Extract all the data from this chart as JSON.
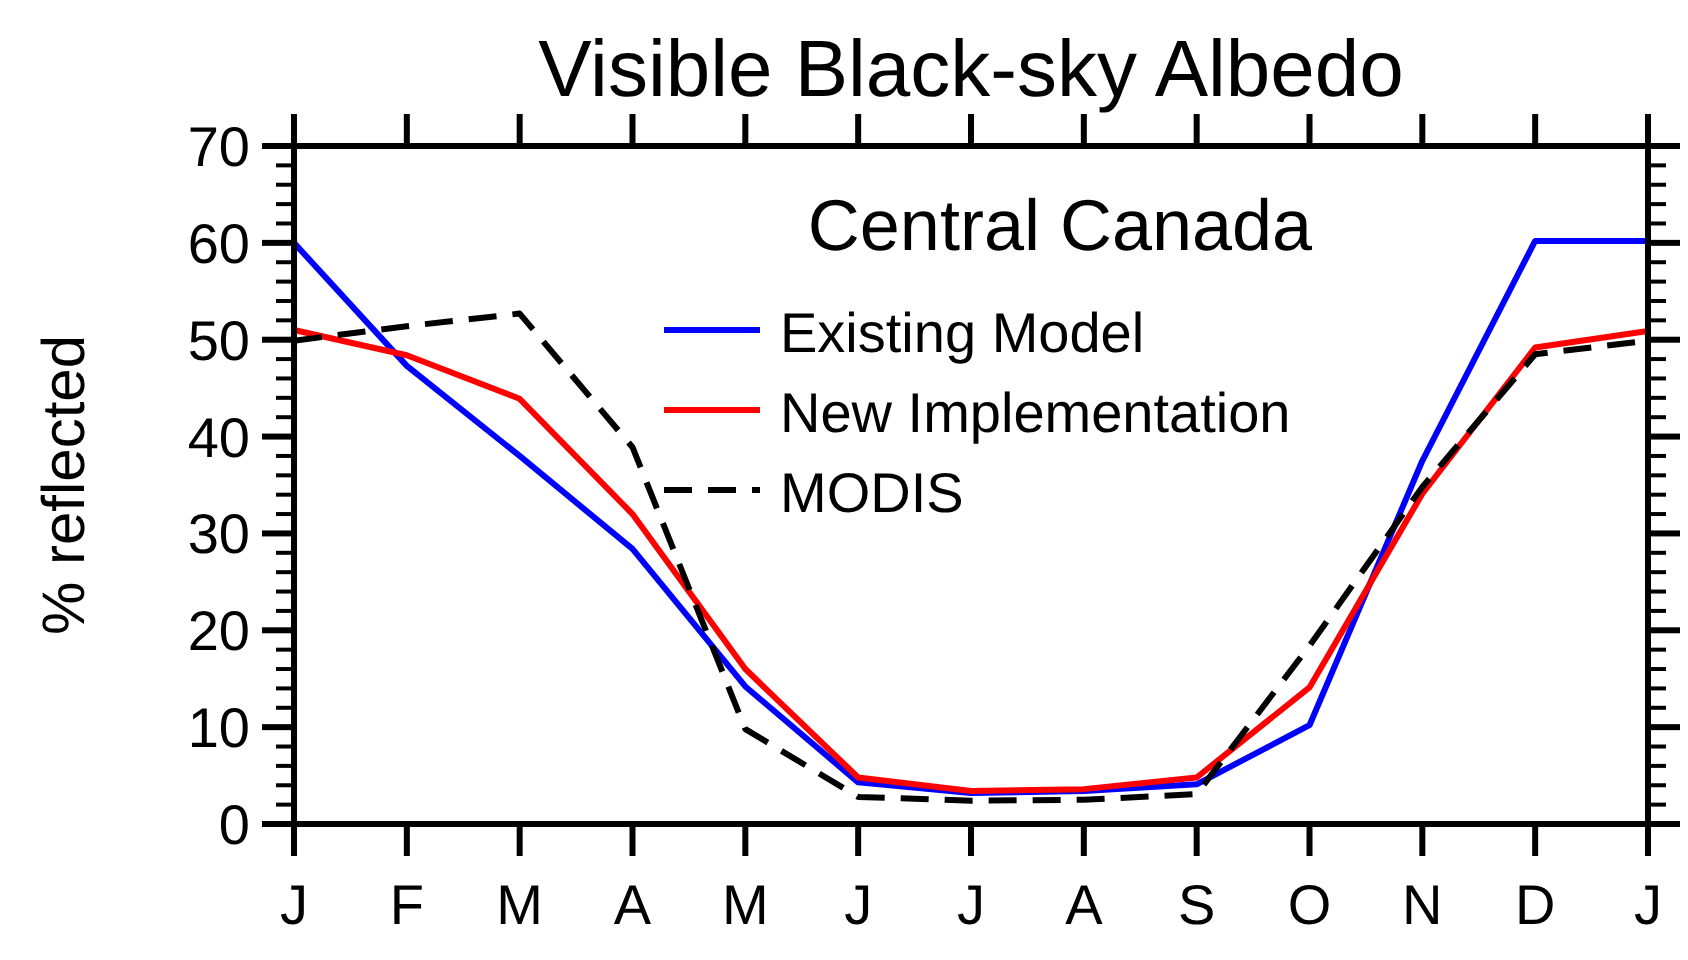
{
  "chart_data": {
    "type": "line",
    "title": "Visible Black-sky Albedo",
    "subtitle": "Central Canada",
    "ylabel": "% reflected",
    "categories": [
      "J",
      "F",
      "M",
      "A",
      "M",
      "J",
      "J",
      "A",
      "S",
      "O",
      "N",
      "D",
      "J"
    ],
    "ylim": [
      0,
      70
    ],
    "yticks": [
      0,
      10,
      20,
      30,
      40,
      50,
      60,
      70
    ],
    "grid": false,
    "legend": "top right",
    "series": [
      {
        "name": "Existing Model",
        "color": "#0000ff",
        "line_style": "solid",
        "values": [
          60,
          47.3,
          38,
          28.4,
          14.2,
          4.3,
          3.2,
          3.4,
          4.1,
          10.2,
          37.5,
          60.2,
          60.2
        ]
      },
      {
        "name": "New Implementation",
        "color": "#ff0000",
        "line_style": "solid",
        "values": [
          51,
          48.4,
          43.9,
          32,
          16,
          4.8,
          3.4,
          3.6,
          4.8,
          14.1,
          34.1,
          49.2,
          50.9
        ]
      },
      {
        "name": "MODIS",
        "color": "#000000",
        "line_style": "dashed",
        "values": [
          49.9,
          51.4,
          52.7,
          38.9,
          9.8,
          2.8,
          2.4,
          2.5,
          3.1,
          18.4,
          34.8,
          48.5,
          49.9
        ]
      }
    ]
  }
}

| EXERCISE INSTRUCTIONS |
All entries must be written out again exactly as given, with no pictures in the copy.

| EXERCISE RESPONSE |
Extract all the data from this chart as JSON.
{
  "chart_data": {
    "type": "line",
    "title": "Visible Black-sky Albedo",
    "subtitle": "Central Canada",
    "ylabel": "% reflected",
    "categories": [
      "J",
      "F",
      "M",
      "A",
      "M",
      "J",
      "J",
      "A",
      "S",
      "O",
      "N",
      "D",
      "J"
    ],
    "ylim": [
      0,
      70
    ],
    "yticks": [
      0,
      10,
      20,
      30,
      40,
      50,
      60,
      70
    ],
    "grid": false,
    "legend": "top right",
    "series": [
      {
        "name": "Existing Model",
        "color": "#0000ff",
        "line_style": "solid",
        "values": [
          60,
          47.3,
          38,
          28.4,
          14.2,
          4.3,
          3.2,
          3.4,
          4.1,
          10.2,
          37.5,
          60.2,
          60.2
        ]
      },
      {
        "name": "New Implementation",
        "color": "#ff0000",
        "line_style": "solid",
        "values": [
          51,
          48.4,
          43.9,
          32,
          16,
          4.8,
          3.4,
          3.6,
          4.8,
          14.1,
          34.1,
          49.2,
          50.9
        ]
      },
      {
        "name": "MODIS",
        "color": "#000000",
        "line_style": "dashed",
        "values": [
          49.9,
          51.4,
          52.7,
          38.9,
          9.8,
          2.8,
          2.4,
          2.5,
          3.1,
          18.4,
          34.8,
          48.5,
          49.9
        ]
      }
    ]
  }
}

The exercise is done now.